## GOAL OF THE EXERCISE
The records should be written out in full, with nothing altered.

--- Start MATERIAL PROVIDED ---

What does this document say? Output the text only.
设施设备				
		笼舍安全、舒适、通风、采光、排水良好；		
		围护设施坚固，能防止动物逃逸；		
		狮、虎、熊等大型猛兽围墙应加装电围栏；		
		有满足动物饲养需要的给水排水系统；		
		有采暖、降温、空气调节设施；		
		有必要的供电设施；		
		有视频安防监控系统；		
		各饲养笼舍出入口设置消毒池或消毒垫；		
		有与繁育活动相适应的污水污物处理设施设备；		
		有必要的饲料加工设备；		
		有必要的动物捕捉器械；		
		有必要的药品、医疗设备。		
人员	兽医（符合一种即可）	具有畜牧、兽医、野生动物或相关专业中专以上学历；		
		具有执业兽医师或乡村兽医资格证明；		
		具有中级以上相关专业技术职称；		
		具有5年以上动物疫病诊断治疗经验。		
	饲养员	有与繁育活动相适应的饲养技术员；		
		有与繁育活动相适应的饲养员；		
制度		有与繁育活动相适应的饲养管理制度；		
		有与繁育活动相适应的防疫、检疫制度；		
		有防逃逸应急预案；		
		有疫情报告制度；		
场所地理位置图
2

--- End MATERIAL PROVIDED ---

## EXERCISE SOLUTION
What does this document say? Output the text only.
设施设备				
		笼舍安全、舒适、通风、采光、排水良好；		
		围护设施坚固，能防止动物逃逸；		
		狮、虎、熊等大型猛兽围墙应加装电围栏；		
		有满足动物饲养需要的给水排水系统；		
		有采暖、降温、空气调节设施；		
		有必要的供电设施；		
		有视频安防监控系统；		
		各饲养笼舍出入口设置消毒池或消毒垫；		
		有与繁育活动相适应的污水污物处理设施设备；		
		有必要的饲料加工设备；		
		有必要的动物捕捉器械；		
		有必要的药品、医疗设备。		
人员	兽医（符合一种即可）	具有畜牧、兽医、野生动物或相关专业中专以上学历；		
		具有执业兽医师或乡村兽医资格证明；		
		具有中级以上相关专业技术职称；		
		具有5年以上动物疫病诊断治疗经验。		
	饲养员	有与繁育活动相适应的饲养技术员；		
		有与繁育活动相适应的饲养员；		
制度		有与繁育活动相适应的饲养管理制度；		
		有与繁育活动相适应的防疫、检疫制度；		
		有防逃逸应急预案；		
		有疫情报告制度；		
场所地理位置图
2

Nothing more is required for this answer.